Collect each line containing "icon".

Records from a data collection:
►

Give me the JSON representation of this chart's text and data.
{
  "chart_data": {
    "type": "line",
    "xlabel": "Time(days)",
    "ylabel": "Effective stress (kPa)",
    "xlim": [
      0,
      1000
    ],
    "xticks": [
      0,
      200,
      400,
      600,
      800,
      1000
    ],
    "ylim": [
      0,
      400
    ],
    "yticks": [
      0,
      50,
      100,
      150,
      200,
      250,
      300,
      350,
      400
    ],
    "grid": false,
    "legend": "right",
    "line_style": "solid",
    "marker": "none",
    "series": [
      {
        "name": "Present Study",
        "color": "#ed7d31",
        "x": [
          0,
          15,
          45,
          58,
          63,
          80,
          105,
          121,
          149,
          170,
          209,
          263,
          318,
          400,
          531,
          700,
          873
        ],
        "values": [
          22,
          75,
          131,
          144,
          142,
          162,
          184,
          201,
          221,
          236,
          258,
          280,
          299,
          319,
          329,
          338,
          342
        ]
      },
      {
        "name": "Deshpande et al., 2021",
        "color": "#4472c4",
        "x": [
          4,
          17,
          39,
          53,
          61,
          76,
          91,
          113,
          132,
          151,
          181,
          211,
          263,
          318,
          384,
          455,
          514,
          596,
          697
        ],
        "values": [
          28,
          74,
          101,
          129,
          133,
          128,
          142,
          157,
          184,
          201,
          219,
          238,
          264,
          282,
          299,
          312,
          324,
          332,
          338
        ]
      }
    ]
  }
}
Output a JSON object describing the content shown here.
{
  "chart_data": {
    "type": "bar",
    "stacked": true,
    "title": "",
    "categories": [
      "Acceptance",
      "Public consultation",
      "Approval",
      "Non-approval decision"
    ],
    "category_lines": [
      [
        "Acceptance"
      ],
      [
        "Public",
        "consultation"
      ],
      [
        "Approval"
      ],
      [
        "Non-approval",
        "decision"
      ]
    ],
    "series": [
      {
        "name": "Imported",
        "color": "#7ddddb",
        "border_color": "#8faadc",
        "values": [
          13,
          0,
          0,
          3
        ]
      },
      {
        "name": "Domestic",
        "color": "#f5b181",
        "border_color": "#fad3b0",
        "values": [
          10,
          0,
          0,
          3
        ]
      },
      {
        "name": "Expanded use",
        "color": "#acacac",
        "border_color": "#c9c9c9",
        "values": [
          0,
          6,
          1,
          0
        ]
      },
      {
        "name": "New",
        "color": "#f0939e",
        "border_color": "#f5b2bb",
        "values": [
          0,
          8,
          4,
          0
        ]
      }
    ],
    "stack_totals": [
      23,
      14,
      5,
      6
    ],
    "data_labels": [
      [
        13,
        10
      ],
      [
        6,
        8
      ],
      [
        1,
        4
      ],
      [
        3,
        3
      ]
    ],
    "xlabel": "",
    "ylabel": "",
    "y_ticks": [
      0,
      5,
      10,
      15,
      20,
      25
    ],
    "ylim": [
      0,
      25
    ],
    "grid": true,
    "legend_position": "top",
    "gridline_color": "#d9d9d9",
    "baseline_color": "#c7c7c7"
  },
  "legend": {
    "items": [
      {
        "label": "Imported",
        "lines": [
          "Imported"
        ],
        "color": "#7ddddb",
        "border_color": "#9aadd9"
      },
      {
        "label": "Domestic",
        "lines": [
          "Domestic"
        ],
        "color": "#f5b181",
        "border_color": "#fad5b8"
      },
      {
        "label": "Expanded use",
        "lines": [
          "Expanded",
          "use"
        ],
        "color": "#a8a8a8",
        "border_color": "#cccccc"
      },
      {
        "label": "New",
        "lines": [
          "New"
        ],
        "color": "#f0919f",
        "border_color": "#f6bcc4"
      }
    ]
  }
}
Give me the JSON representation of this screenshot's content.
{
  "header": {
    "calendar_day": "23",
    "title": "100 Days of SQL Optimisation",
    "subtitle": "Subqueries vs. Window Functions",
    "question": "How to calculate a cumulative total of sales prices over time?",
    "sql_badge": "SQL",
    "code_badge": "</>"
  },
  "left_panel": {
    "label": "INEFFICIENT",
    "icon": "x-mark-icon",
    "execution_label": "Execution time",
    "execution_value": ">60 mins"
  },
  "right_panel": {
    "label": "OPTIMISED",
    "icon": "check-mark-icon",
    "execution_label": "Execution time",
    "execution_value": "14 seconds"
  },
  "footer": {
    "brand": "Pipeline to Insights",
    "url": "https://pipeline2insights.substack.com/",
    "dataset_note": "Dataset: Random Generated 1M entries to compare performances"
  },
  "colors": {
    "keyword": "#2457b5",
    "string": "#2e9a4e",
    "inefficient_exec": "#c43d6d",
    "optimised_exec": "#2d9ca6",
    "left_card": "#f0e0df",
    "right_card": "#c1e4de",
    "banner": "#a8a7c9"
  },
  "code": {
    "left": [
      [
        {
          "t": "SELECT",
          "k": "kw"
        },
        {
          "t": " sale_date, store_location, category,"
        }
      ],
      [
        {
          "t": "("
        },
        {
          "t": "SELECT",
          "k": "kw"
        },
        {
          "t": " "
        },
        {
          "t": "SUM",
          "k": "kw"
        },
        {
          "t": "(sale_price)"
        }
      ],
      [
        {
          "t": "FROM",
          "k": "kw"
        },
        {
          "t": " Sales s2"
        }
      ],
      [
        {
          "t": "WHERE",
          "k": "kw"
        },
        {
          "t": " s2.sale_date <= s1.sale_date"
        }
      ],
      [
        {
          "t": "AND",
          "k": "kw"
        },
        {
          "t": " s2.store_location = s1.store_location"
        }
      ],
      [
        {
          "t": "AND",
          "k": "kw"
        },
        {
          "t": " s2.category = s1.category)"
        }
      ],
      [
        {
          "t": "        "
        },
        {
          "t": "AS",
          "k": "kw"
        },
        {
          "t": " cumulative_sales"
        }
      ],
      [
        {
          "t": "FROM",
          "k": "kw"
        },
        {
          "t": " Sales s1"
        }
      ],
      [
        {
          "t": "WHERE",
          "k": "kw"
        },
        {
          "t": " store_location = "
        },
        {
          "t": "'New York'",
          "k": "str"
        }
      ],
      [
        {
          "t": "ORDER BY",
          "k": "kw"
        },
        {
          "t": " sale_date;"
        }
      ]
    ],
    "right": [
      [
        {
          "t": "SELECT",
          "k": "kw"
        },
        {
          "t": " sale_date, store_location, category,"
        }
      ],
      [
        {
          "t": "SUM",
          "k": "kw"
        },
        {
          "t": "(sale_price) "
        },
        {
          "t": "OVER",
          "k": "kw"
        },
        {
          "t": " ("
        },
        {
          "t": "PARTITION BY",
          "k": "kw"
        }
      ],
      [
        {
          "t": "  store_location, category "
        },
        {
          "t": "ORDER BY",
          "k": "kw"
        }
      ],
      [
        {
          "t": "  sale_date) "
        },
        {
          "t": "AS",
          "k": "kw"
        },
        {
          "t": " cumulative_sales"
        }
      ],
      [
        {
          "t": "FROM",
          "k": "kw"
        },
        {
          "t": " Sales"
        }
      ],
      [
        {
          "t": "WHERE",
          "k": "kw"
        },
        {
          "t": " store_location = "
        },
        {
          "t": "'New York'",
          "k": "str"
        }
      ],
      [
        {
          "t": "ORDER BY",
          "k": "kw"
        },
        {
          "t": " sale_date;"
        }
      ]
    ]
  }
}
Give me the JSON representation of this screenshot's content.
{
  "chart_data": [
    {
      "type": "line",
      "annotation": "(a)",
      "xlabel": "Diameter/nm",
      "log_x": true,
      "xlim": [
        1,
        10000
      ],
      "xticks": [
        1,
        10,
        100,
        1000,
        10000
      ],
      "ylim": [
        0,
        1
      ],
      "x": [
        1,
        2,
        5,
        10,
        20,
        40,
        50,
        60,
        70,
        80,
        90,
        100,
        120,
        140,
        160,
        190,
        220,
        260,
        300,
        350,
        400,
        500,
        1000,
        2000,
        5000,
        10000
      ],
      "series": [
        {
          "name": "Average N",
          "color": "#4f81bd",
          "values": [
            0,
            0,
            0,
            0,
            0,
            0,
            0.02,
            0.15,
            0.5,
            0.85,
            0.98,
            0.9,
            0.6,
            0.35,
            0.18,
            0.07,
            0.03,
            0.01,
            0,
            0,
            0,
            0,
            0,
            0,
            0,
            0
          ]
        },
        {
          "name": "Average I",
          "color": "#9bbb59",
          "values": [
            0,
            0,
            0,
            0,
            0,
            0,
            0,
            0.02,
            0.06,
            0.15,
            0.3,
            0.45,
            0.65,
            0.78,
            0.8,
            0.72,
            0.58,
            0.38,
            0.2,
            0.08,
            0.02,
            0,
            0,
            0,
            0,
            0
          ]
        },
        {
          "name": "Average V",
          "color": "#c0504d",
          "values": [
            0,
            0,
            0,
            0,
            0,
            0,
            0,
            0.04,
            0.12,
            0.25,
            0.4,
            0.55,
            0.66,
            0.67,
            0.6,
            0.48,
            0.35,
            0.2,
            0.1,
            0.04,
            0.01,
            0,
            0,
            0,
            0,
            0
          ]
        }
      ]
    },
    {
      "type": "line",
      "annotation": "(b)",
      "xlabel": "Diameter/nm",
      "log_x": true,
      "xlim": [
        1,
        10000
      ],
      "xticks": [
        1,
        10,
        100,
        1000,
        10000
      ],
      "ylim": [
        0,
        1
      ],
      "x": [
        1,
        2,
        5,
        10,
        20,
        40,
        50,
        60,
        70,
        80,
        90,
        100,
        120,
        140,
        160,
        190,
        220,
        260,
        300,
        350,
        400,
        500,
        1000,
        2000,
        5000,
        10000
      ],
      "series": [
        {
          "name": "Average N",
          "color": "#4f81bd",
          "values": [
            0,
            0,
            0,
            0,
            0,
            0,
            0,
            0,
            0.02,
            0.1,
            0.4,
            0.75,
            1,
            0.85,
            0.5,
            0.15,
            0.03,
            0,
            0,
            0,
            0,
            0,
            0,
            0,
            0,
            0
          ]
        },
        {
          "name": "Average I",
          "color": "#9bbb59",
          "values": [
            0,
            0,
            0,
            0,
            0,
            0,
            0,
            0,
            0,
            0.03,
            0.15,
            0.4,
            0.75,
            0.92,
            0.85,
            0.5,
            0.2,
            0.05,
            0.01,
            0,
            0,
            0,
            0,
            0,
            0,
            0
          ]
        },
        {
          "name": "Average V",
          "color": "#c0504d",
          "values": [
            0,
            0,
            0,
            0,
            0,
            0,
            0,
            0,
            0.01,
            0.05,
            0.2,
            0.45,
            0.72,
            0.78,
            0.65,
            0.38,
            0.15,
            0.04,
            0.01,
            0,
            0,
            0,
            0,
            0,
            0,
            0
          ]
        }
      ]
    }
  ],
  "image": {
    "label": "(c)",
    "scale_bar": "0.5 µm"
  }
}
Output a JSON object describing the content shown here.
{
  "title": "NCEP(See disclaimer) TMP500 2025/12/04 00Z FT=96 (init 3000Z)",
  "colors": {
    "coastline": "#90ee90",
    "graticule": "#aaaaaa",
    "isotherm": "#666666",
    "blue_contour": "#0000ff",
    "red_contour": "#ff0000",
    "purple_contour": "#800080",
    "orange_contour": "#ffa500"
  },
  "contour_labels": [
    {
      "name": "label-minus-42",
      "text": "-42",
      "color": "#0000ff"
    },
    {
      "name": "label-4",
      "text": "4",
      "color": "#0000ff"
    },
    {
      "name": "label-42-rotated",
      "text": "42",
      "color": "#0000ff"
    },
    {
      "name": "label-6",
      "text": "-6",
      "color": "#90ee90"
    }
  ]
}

◄

# OUTPUT
    "icon": "x-mark-icon",
    "icon": "check-mark-icon",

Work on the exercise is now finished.